[Start DATASET]

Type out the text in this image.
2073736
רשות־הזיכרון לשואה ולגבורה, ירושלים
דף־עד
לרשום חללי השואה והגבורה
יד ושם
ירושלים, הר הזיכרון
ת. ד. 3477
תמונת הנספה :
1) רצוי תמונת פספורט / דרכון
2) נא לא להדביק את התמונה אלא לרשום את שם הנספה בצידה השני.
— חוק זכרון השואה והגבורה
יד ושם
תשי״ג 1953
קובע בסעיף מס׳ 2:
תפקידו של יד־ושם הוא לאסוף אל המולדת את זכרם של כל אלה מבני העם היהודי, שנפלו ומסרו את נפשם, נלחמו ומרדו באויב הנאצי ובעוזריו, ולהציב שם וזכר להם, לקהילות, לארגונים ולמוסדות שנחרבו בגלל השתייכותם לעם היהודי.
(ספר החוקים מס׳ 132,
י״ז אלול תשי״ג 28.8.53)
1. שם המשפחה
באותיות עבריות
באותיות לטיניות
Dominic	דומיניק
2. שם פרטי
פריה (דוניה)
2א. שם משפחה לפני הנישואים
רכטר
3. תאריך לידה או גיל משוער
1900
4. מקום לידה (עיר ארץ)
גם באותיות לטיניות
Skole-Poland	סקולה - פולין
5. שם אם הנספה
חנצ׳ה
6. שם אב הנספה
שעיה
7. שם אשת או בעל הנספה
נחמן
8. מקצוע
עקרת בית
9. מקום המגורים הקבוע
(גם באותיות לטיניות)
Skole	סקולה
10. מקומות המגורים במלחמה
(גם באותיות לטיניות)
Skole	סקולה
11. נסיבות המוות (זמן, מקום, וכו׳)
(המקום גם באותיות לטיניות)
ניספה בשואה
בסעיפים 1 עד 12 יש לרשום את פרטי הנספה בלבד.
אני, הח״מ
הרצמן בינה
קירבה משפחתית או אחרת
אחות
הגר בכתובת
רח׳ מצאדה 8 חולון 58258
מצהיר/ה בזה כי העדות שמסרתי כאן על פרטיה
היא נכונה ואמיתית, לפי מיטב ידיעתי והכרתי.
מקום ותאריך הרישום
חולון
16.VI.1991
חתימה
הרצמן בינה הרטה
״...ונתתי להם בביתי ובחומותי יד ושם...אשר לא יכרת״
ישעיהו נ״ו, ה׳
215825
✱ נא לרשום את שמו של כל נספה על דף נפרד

[End DATASET]

Set all of the entries down again, exactly as they were given.

Type out the text in this image.
2073736
רשות־הזיכרון לשואה ולגבורה, ירושלים
דף־עד
לרשום חללי השואה והגבורה
יד ושם
ירושלים, הר הזיכרון
ת. ד. 3477
תמונת הנספה :
1) רצוי תמונת פספורט / דרכון
2) נא לא להדביק את התמונה אלא לרשום את שם הנספה בצידה השני.
— חוק זכרון השואה והגבורה
יד ושם
תשי״ג 1953
קובע בסעיף מס׳ 2:
תפקידו של יד־ושם הוא לאסוף אל המולדת את זכרם של כל אלה מבני העם היהודי, שנפלו ומסרו את נפשם, נלחמו ומרדו באויב הנאצי ובעוזריו, ולהציב שם וזכר להם, לקהילות, לארגונים ולמוסדות שנחרבו בגלל השתייכותם לעם היהודי.
(ספר החוקים מס׳ 132,
י״ז אלול תשי״ג 28.8.53)
1. שם המשפחה
באותיות עבריות
באותיות לטיניות
Dominic	דומיניק
2. שם פרטי
פריה (דוניה)
2א. שם משפחה לפני הנישואים
רכטר
3. תאריך לידה או גיל משוער
1900
4. מקום לידה (עיר ארץ)
גם באותיות לטיניות
Skole-Poland	סקולה - פולין
5. שם אם הנספה
חנצ׳ה
6. שם אב הנספה
שעיה
7. שם אשת או בעל הנספה
נחמן
8. מקצוע
עקרת בית
9. מקום המגורים הקבוע
(גם באותיות לטיניות)
Skole	סקולה
10. מקומות המגורים במלחמה
(גם באותיות לטיניות)
Skole	סקולה
11. נסיבות המוות (זמן, מקום, וכו׳)
(המקום גם באותיות לטיניות)
ניספה בשואה
בסעיפים 1 עד 12 יש לרשום את פרטי הנספה בלבד.
אני, הח״מ
הרצמן בינה
קירבה משפחתית או אחרת
אחות
הגר בכתובת
רח׳ מצאדה 8 חולון 58258
מצהיר/ה בזה כי העדות שמסרתי כאן על פרטיה
היא נכונה ואמיתית, לפי מיטב ידיעתי והכרתי.
מקום ותאריך הרישום
חולון
16.VI.1991
חתימה
הרצמן בינה הרטה
״...ונתתי להם בביתי ובחומותי יד ושם...אשר לא יכרת״
ישעיהו נ״ו, ה׳
215825
✱ נא לרשום את שמו של כל נספה על דף נפרד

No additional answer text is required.